┌──

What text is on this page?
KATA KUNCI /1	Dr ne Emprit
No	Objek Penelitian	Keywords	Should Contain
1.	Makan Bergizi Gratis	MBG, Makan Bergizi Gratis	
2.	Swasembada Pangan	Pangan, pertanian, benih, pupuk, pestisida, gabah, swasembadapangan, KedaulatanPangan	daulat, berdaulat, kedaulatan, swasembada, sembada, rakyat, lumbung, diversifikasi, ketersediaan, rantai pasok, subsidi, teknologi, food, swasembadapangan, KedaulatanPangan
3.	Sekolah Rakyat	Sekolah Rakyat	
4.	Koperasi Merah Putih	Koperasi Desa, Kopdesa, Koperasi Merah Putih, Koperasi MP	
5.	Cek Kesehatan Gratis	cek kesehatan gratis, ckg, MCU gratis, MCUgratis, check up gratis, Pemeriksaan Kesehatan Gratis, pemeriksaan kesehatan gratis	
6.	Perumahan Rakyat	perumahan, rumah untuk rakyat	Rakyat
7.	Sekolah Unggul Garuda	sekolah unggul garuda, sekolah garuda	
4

└──

**WHAT IS EXPECTED**
Write only the number of lines in the data above that include "Gratis".

**SOLUTION TO THIS PROBLEM**
2